# Problem to work on
Where the data below has the string "should", return the whole line.

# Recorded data
■ ■ ■ ■ ■ ■ ■

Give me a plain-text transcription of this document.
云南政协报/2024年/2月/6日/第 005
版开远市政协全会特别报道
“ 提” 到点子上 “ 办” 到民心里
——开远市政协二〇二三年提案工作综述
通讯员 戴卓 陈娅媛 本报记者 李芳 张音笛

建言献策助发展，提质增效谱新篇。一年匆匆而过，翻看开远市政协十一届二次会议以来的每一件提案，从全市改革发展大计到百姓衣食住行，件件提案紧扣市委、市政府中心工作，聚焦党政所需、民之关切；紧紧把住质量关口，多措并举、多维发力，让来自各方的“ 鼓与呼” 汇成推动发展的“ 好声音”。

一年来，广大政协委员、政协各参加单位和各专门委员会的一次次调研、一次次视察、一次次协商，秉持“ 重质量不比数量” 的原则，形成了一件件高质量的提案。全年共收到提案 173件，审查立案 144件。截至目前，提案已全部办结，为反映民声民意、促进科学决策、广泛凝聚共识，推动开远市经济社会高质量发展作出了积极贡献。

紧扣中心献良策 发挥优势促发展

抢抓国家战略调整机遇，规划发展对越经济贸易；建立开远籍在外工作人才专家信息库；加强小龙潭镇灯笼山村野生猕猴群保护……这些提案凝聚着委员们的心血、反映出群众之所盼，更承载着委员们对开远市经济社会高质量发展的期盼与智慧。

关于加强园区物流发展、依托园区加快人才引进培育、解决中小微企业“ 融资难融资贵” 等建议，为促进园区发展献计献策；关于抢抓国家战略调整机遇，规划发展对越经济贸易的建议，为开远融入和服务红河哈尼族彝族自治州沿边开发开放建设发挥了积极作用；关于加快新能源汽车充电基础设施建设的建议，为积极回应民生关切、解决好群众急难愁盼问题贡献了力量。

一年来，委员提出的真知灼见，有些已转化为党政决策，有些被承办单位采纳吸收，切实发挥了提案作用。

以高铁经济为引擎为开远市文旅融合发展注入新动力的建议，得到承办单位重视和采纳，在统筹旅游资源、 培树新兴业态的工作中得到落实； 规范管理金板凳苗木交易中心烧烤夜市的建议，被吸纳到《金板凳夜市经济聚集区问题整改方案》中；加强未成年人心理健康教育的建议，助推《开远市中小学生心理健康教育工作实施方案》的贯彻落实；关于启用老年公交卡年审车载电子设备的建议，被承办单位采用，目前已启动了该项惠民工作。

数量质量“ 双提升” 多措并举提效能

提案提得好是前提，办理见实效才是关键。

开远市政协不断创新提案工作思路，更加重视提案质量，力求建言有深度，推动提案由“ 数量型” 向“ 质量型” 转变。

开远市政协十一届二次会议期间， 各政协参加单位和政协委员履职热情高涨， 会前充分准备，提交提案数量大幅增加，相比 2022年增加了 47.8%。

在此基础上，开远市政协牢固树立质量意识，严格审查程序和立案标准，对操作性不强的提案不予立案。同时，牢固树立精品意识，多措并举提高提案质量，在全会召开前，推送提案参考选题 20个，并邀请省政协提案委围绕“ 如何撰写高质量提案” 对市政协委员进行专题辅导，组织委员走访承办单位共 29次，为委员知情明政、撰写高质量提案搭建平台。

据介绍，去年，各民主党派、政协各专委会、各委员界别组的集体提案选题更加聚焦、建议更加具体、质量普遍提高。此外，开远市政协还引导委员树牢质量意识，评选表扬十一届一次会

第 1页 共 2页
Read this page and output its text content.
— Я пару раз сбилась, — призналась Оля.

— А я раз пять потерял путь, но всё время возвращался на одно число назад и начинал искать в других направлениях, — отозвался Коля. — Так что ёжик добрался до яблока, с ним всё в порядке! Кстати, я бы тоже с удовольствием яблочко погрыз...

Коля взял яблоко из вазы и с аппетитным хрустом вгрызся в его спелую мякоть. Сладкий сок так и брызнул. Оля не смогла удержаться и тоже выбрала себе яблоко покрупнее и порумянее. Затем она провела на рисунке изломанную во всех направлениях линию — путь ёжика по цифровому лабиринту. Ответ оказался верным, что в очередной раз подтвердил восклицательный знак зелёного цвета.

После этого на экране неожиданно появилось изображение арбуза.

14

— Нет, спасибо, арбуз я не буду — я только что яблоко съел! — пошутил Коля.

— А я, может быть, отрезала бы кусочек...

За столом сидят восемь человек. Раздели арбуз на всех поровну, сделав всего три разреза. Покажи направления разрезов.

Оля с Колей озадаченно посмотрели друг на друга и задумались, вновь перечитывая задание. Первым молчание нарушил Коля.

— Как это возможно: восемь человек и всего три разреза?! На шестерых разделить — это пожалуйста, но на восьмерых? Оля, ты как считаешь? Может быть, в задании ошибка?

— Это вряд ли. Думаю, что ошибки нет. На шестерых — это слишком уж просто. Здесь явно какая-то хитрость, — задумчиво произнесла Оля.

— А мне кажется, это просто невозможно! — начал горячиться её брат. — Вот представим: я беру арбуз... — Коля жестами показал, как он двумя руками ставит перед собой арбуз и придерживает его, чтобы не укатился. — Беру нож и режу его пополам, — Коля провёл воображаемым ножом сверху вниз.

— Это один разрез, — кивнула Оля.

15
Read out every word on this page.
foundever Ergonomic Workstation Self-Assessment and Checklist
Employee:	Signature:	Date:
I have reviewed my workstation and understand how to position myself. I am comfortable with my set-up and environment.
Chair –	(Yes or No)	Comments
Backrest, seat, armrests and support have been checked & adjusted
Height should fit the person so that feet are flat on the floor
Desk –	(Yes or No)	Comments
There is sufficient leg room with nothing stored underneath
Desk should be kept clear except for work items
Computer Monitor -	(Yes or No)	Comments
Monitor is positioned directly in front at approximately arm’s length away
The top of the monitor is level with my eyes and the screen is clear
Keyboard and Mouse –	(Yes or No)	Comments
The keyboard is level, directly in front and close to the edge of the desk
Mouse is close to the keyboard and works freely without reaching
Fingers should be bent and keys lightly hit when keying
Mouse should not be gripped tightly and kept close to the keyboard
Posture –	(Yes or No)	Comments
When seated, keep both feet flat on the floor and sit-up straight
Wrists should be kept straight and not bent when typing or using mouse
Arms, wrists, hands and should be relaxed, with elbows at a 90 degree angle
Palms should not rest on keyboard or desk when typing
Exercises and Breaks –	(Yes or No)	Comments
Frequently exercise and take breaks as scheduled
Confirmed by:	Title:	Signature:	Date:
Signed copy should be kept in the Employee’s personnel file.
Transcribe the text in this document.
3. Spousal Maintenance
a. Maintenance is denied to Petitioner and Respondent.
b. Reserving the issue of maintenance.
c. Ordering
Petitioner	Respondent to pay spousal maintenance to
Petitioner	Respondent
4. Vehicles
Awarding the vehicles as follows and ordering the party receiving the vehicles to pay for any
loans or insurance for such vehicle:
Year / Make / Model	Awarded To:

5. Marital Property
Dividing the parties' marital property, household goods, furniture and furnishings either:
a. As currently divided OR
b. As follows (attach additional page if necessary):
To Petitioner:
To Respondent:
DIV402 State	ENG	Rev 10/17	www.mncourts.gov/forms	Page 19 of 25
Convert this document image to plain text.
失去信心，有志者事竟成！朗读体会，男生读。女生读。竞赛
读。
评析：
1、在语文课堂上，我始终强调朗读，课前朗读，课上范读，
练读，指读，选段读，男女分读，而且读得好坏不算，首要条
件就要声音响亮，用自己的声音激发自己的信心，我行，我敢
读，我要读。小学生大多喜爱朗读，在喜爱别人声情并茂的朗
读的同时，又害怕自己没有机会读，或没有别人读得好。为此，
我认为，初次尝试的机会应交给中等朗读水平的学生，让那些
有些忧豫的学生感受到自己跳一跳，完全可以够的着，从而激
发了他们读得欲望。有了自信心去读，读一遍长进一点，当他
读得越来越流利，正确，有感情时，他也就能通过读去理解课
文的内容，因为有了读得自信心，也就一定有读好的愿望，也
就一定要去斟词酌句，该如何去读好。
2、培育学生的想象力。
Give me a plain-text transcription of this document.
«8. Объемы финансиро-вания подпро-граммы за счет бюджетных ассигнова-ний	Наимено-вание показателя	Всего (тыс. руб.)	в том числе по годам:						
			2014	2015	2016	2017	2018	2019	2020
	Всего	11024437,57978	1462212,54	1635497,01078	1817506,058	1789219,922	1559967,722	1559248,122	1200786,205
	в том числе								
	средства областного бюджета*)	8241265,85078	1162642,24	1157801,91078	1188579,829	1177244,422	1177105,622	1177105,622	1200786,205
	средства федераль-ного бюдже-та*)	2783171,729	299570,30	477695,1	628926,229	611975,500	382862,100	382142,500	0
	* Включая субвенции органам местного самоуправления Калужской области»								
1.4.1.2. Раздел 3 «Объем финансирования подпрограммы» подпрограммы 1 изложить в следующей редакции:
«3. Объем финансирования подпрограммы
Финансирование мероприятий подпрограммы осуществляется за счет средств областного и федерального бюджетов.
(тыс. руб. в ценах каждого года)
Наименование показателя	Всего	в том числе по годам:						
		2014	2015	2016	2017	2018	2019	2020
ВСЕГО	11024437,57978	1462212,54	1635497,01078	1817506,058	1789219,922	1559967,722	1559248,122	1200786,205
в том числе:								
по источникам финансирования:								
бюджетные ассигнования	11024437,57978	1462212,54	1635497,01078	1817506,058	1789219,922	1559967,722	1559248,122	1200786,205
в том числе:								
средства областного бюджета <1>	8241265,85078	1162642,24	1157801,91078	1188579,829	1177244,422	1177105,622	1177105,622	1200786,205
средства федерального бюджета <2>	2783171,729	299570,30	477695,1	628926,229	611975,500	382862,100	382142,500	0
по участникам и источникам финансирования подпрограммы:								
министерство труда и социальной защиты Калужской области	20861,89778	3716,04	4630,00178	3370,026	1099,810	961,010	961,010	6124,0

■ ■ ■ ■ ■ ■ ■

# Problem solution
Height should fit the person so that feet are flat on the floor
Desk should be kept clear except for work items
Fingers should be bent and keys lightly hit when keying
Mouse should not be gripped tightly and kept close to the keyboard
Wrists should be kept straight and not bent when typing or using mouse
Arms, wrists, hands and should be relaxed, with elbows at a 90 degree angle
Palms should not rest on keyboard or desk when typing
Signed copy should be kept in the Employee’s personnel file.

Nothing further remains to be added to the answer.